## Task instructions
Would you quote the material below in full and unchanged?

## Data entries
## begin
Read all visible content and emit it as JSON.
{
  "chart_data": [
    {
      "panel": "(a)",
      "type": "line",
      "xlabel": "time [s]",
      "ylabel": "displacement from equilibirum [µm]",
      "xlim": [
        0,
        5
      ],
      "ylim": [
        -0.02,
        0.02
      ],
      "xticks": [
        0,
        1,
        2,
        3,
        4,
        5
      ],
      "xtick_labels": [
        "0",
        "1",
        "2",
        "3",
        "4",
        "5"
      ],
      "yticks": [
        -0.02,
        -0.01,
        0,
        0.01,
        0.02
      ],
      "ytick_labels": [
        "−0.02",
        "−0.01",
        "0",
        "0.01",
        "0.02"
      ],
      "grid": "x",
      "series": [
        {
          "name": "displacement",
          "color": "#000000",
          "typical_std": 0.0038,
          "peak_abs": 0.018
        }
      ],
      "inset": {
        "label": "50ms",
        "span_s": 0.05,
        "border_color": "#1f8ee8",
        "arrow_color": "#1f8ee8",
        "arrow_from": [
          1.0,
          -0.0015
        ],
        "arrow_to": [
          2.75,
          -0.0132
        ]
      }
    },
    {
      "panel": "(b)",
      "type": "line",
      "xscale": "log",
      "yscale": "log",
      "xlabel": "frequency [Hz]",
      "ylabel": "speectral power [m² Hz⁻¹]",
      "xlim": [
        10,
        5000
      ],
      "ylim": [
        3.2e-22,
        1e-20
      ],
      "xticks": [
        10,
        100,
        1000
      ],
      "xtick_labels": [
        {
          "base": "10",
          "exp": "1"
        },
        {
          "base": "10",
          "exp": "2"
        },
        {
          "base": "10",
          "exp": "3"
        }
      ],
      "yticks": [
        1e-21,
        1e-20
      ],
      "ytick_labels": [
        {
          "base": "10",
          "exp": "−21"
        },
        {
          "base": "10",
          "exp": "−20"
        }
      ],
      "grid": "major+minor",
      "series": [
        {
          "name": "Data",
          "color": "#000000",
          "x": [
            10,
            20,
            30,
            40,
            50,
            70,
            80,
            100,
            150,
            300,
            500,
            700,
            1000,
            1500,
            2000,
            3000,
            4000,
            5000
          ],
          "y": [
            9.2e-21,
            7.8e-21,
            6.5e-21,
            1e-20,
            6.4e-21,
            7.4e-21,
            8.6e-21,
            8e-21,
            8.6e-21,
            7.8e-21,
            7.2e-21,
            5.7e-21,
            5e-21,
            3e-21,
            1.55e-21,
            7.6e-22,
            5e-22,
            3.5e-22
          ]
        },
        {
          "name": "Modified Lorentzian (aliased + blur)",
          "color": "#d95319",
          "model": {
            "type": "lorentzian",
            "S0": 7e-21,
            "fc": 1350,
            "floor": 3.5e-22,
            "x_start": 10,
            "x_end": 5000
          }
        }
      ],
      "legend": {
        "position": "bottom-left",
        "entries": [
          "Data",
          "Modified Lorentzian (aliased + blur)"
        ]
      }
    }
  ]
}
## end
## Result of this exercise
Read all visible content and emit it as JSON.
{
  "chart_data": [
    {
      "panel": "(a)",
      "type": "line",
      "xlabel": "time [s]",
      "ylabel": "displacement from equilibirum [µm]",
      "xlim": [
        0,
        5
      ],
      "ylim": [
        -0.02,
        0.02
      ],
      "xticks": [
        0,
        1,
        2,
        3,
        4,
        5
      ],
      "xtick_labels": [
        "0",
        "1",
        "2",
        "3",
        "4",
        "5"
      ],
      "yticks": [
        -0.02,
        -0.01,
        0,
        0.01,
        0.02
      ],
      "ytick_labels": [
        "−0.02",
        "−0.01",
        "0",
        "0.01",
        "0.02"
      ],
      "grid": "x",
      "series": [
        {
          "name": "displacement",
          "color": "#000000",
          "typical_std": 0.0038,
          "peak_abs": 0.018
        }
      ],
      "inset": {
        "label": "50ms",
        "span_s": 0.05,
        "border_color": "#1f8ee8",
        "arrow_color": "#1f8ee8",
        "arrow_from": [
          1.0,
          -0.0015
        ],
        "arrow_to": [
          2.75,
          -0.0132
        ]
      }
    },
    {
      "panel": "(b)",
      "type": "line",
      "xscale": "log",
      "yscale": "log",
      "xlabel": "frequency [Hz]",
      "ylabel": "speectral power [m² Hz⁻¹]",
      "xlim": [
        10,
        5000
      ],
      "ylim": [
        3.2e-22,
        1e-20
      ],
      "xticks": [
        10,
        100,
        1000
      ],
      "xtick_labels": [
        {
          "base": "10",
          "exp": "1"
        },
        {
          "base": "10",
          "exp": "2"
        },
        {
          "base": "10",
          "exp": "3"
        }
      ],
      "yticks": [
        1e-21,
        1e-20
      ],
      "ytick_labels": [
        {
          "base": "10",
          "exp": "−21"
        },
        {
          "base": "10",
          "exp": "−20"
        }
      ],
      "grid": "major+minor",
      "series": [
        {
          "name": "Data",
          "color": "#000000",
          "x": [
            10,
            20,
            30,
            40,
            50,
            70,
            80,
            100,
            150,
            300,
            500,
            700,
            1000,
            1500,
            2000,
            3000,
            4000,
            5000
          ],
          "y": [
            9.2e-21,
            7.8e-21,
            6.5e-21,
            1e-20,
            6.4e-21,
            7.4e-21,
            8.6e-21,
            8e-21,
            8.6e-21,
            7.8e-21,
            7.2e-21,
            5.7e-21,
            5e-21,
            3e-21,
            1.55e-21,
            7.6e-22,
            5e-22,
            3.5e-22
          ]
        },
        {
          "name": "Modified Lorentzian (aliased + blur)",
          "color": "#d95319",
          "model": {
            "type": "lorentzian",
            "S0": 7e-21,
            "fc": 1350,
            "floor": 3.5e-22,
            "x_start": 10,
            "x_end": 5000
          }
        }
      ],
      "legend": {
        "position": "bottom-left",
        "entries": [
          "Data",
          "Modified Lorentzian (aliased + blur)"
        ]
      }
    }
  ]
}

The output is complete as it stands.